Supplied records:
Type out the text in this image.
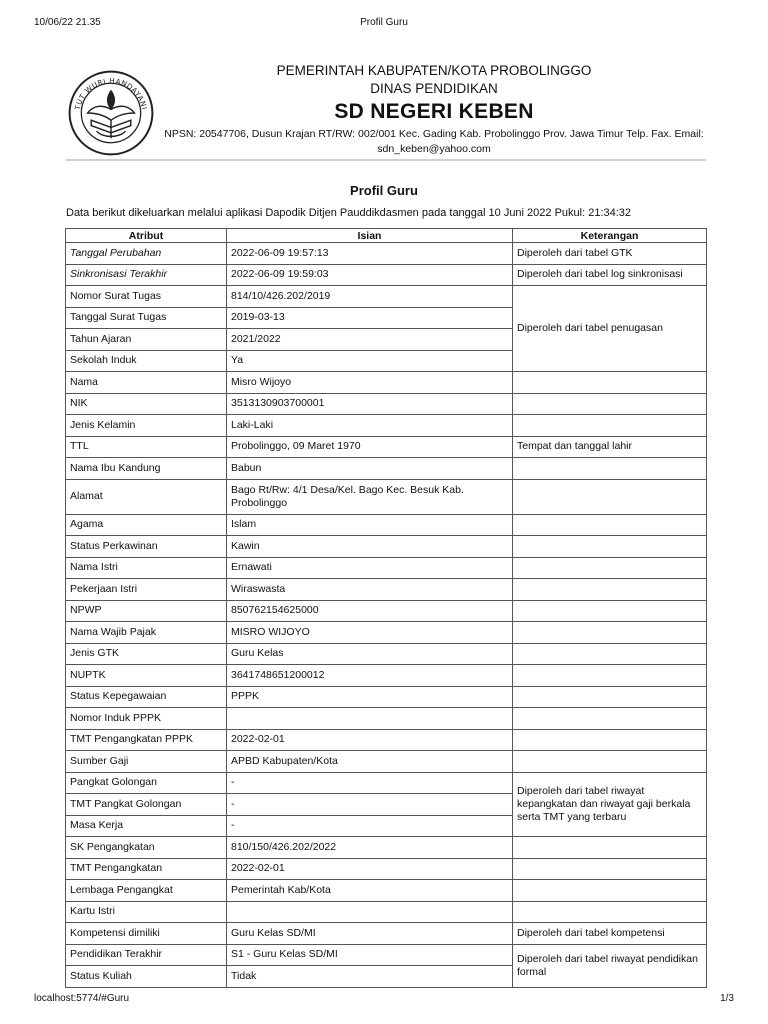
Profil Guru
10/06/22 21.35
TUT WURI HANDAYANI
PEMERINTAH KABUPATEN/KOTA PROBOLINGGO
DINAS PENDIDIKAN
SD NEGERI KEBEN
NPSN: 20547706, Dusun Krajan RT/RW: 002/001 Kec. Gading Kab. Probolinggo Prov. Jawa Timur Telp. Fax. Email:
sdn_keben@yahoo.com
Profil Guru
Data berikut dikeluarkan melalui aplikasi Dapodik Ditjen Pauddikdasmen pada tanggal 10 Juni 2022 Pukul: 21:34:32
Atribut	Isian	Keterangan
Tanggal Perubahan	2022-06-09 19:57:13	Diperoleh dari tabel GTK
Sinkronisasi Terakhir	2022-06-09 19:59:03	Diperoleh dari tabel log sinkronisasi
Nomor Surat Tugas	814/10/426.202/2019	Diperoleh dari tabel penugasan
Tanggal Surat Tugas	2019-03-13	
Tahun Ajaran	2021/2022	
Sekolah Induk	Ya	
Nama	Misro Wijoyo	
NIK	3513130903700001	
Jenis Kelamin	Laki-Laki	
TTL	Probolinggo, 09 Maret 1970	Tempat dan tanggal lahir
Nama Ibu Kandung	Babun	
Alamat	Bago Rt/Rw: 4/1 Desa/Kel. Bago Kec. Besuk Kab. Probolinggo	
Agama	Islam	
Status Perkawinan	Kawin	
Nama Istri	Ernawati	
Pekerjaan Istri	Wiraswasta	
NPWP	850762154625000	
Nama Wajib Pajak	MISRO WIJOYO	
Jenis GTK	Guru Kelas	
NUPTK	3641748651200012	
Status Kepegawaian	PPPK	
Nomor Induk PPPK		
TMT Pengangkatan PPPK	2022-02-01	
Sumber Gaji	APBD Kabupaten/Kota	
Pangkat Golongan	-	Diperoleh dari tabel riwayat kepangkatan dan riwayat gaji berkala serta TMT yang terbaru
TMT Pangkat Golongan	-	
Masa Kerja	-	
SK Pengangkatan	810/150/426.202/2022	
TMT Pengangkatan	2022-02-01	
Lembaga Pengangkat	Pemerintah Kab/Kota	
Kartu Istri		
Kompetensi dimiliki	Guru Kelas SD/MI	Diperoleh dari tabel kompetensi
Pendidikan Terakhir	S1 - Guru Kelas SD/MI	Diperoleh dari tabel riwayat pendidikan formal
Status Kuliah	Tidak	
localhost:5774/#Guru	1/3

Exercise objective: From the data above, write out everything exactly except the pictures.

Completed task:
Type out the text in this image.
Profil Guru
10/06/22 21.35
TUT WURI HANDAYANI
PEMERINTAH KABUPATEN/KOTA PROBOLINGGO
DINAS PENDIDIKAN
SD NEGERI KEBEN
NPSN: 20547706, Dusun Krajan RT/RW: 002/001 Kec. Gading Kab. Probolinggo Prov. Jawa Timur Telp. Fax. Email:
sdn_keben@yahoo.com
Profil Guru
Data berikut dikeluarkan melalui aplikasi Dapodik Ditjen Pauddikdasmen pada tanggal 10 Juni 2022 Pukul: 21:34:32
Atribut	Isian	Keterangan
Tanggal Perubahan	2022-06-09 19:57:13	Diperoleh dari tabel GTK
Sinkronisasi Terakhir	2022-06-09 19:59:03	Diperoleh dari tabel log sinkronisasi
Nomor Surat Tugas	814/10/426.202/2019	Diperoleh dari tabel penugasan
Tanggal Surat Tugas	2019-03-13	
Tahun Ajaran	2021/2022	
Sekolah Induk	Ya	
Nama	Misro Wijoyo	
NIK	3513130903700001	
Jenis Kelamin	Laki-Laki	
TTL	Probolinggo, 09 Maret 1970	Tempat dan tanggal lahir
Nama Ibu Kandung	Babun	
Alamat	Bago Rt/Rw: 4/1 Desa/Kel. Bago Kec. Besuk Kab. Probolinggo	
Agama	Islam	
Status Perkawinan	Kawin	
Nama Istri	Ernawati	
Pekerjaan Istri	Wiraswasta	
NPWP	850762154625000	
Nama Wajib Pajak	MISRO WIJOYO	
Jenis GTK	Guru Kelas	
NUPTK	3641748651200012	
Status Kepegawaian	PPPK	
Nomor Induk PPPK		
TMT Pengangkatan PPPK	2022-02-01	
Sumber Gaji	APBD Kabupaten/Kota	
Pangkat Golongan	-	Diperoleh dari tabel riwayat kepangkatan dan riwayat gaji berkala serta TMT yang terbaru
TMT Pangkat Golongan	-	
Masa Kerja	-	
SK Pengangkatan	810/150/426.202/2022	
TMT Pengangkatan	2022-02-01	
Lembaga Pengangkat	Pemerintah Kab/Kota	
Kartu Istri		
Kompetensi dimiliki	Guru Kelas SD/MI	Diperoleh dari tabel kompetensi
Pendidikan Terakhir	S1 - Guru Kelas SD/MI	Diperoleh dari tabel riwayat pendidikan formal
Status Kuliah	Tidak	
localhost:5774/#Guru	1/3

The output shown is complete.